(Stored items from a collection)
%%

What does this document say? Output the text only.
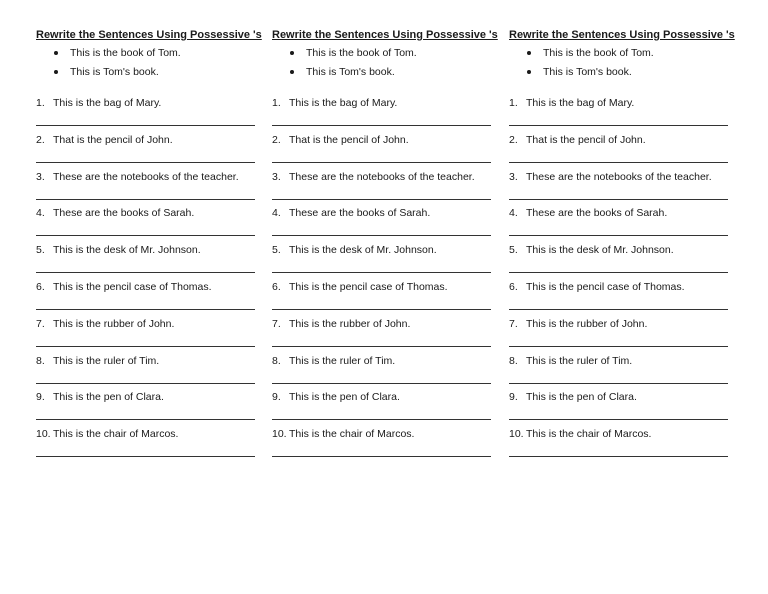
Rewrite the Sentences Using Possessive 's
This is the book of Tom.
This is Tom's book.
1. This is the bag of Mary.
2. That is the pencil of John.
3. These are the notebooks of the teacher.
4. These are the books of Sarah.
5. This is the desk of Mr. Johnson.
6. This is the pencil case of Thomas.
7. This is the rubber of John.
8. This is the ruler of Tim.
9. This is the pen of Clara.
10. This is the chair of Marcos.
Rewrite the Sentences Using Possessive 's
This is the book of Tom.
This is Tom's book.
1. This is the bag of Mary.
2. That is the pencil of John.
3. These are the notebooks of the teacher.
4. These are the books of Sarah.
5. This is the desk of Mr. Johnson.
6. This is the pencil case of Thomas.
7. This is the rubber of John.
8. This is the ruler of Tim.
9. This is the pen of Clara.
10. This is the chair of Marcos.
Rewrite the Sentences Using Possessive 's
This is the book of Tom.
This is Tom's book.
1. This is the bag of Mary.
2. That is the pencil of John.
3. These are the notebooks of the teacher.
4. These are the books of Sarah.
5. This is the desk of Mr. Johnson.
6. This is the pencil case of Thomas.
7. This is the rubber of John.
8. This is the ruler of Tim.
9. This is the pen of Clara.
10. This is the chair of Marcos.
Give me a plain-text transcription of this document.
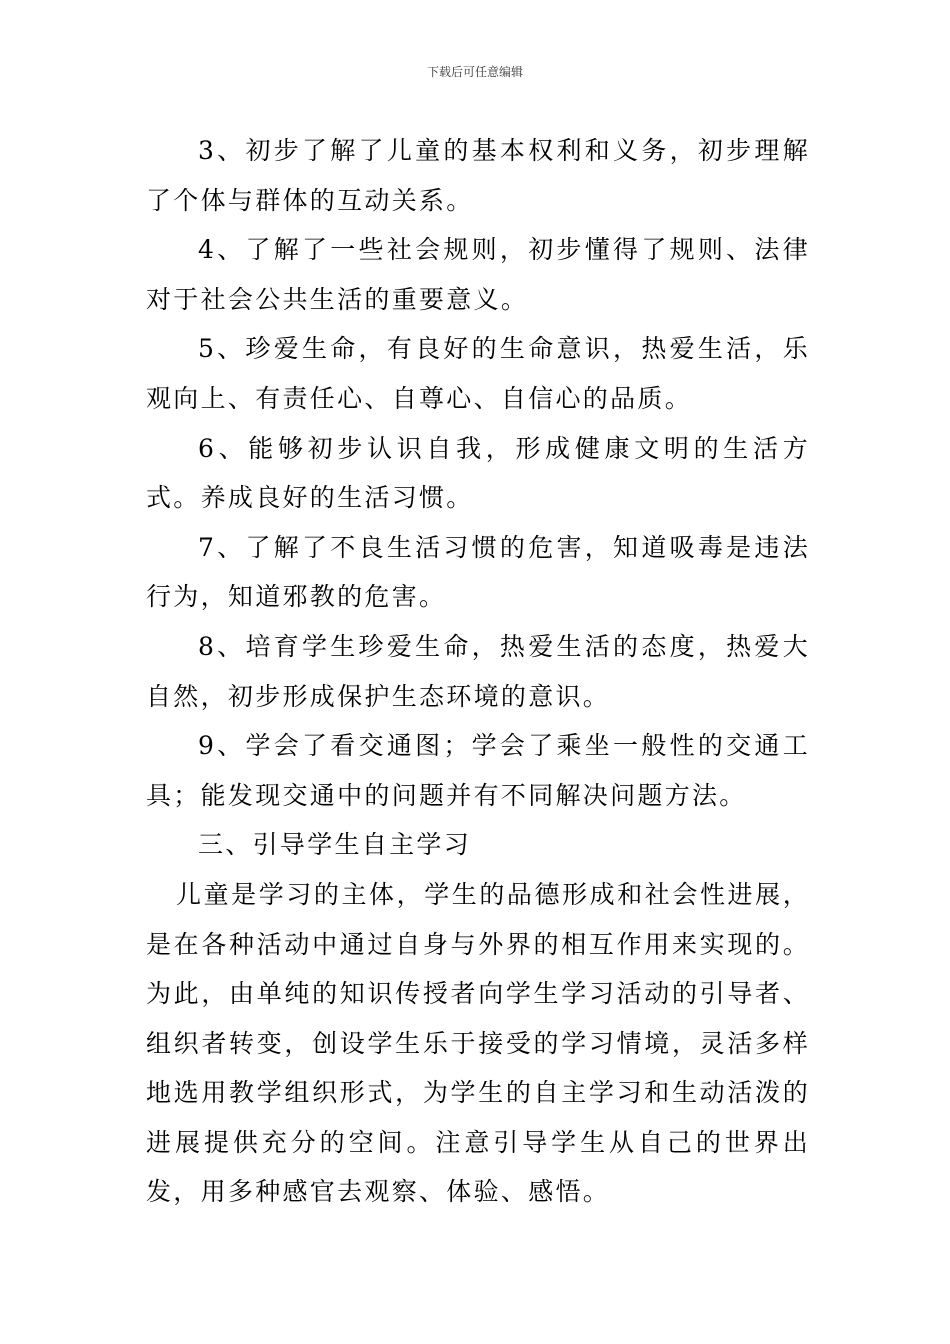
下载后可任意编辑

3、初步了解了儿童的基本权利和义务，初步理解了个体与群体的互动关系。

4、了解了一些社会规则，初步懂得了规则、法律对于社会公共生活的重要意义。

5、珍爱生命，有良好的生命意识，热爱生活，乐观向上、有责任心、自尊心、自信心的品质。

6、能够初步认识自我，形成健康文明的生活方式。养成良好的生活习惯。

7、了解了不良生活习惯的危害，知道吸毒是违法行为，知道邪教的危害。

8、培育学生珍爱生命，热爱生活的态度，热爱大自然，初步形成保护生态环境的意识。

9、学会了看交通图；学会了乘坐一般性的交通工具；能发现交通中的问题并有不同解决问题方法。

三、引导学生自主学习

儿童是学习的主体，学生的品德形成和社会性进展，是在各种活动中通过自身与外界的相互作用来实现的。为此，由单纯的知识传授者向学生学习活动的引导者、组织者转变，创设学生乐于接受的学习情境，灵活多样地选用教学组织形式，为学生的自主学习和生动活泼的进展提供充分的空间。注意引导学生从自己的世界出发，用多种感官去观察、体验、感悟。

%%

From the entries above, output every line exactly and omit any image.

» **Solution to the exercise**:
What does this document say? Output the text only.
Rewrite the Sentences Using Possessive 's
This is the book of Tom.
This is Tom's book.
1. This is the bag of Mary.
2. That is the pencil of John.
3. These are the notebooks of the teacher.
4. These are the books of Sarah.
5. This is the desk of Mr. Johnson.
6. This is the pencil case of Thomas.
7. This is the rubber of John.
8. This is the ruler of Tim.
9. This is the pen of Clara.
10. This is the chair of Marcos.
Rewrite the Sentences Using Possessive 's
This is the book of Tom.
This is Tom's book.
1. This is the bag of Mary.
2. That is the pencil of John.
3. These are the notebooks of the teacher.
4. These are the books of Sarah.
5. This is the desk of Mr. Johnson.
6. This is the pencil case of Thomas.
7. This is the rubber of John.
8. This is the ruler of Tim.
9. This is the pen of Clara.
10. This is the chair of Marcos.
Rewrite the Sentences Using Possessive 's
This is the book of Tom.
This is Tom's book.
1. This is the bag of Mary.
2. That is the pencil of John.
3. These are the notebooks of the teacher.
4. These are the books of Sarah.
5. This is the desk of Mr. Johnson.
6. This is the pencil case of Thomas.
7. This is the rubber of John.
8. This is the ruler of Tim.
9. This is the pen of Clara.
10. This is the chair of Marcos.
Give me a plain-text transcription of this document.
下载后可任意编辑

3、初步了解了儿童的基本权利和义务，初步理解了个体与群体的互动关系。

4、了解了一些社会规则，初步懂得了规则、法律对于社会公共生活的重要意义。

5、珍爱生命，有良好的生命意识，热爱生活，乐观向上、有责任心、自尊心、自信心的品质。

6、能够初步认识自我，形成健康文明的生活方式。养成良好的生活习惯。

7、了解了不良生活习惯的危害，知道吸毒是违法行为，知道邪教的危害。

8、培育学生珍爱生命，热爱生活的态度，热爱大自然，初步形成保护生态环境的意识。

9、学会了看交通图；学会了乘坐一般性的交通工具；能发现交通中的问题并有不同解决问题方法。

三、引导学生自主学习

儿童是学习的主体，学生的品德形成和社会性进展，是在各种活动中通过自身与外界的相互作用来实现的。为此，由单纯的知识传授者向学生学习活动的引导者、组织者转变，创设学生乐于接受的学习情境，灵活多样地选用教学组织形式，为学生的自主学习和生动活泼的进展提供充分的空间。注意引导学生从自己的世界出发，用多种感官去观察、体验、感悟。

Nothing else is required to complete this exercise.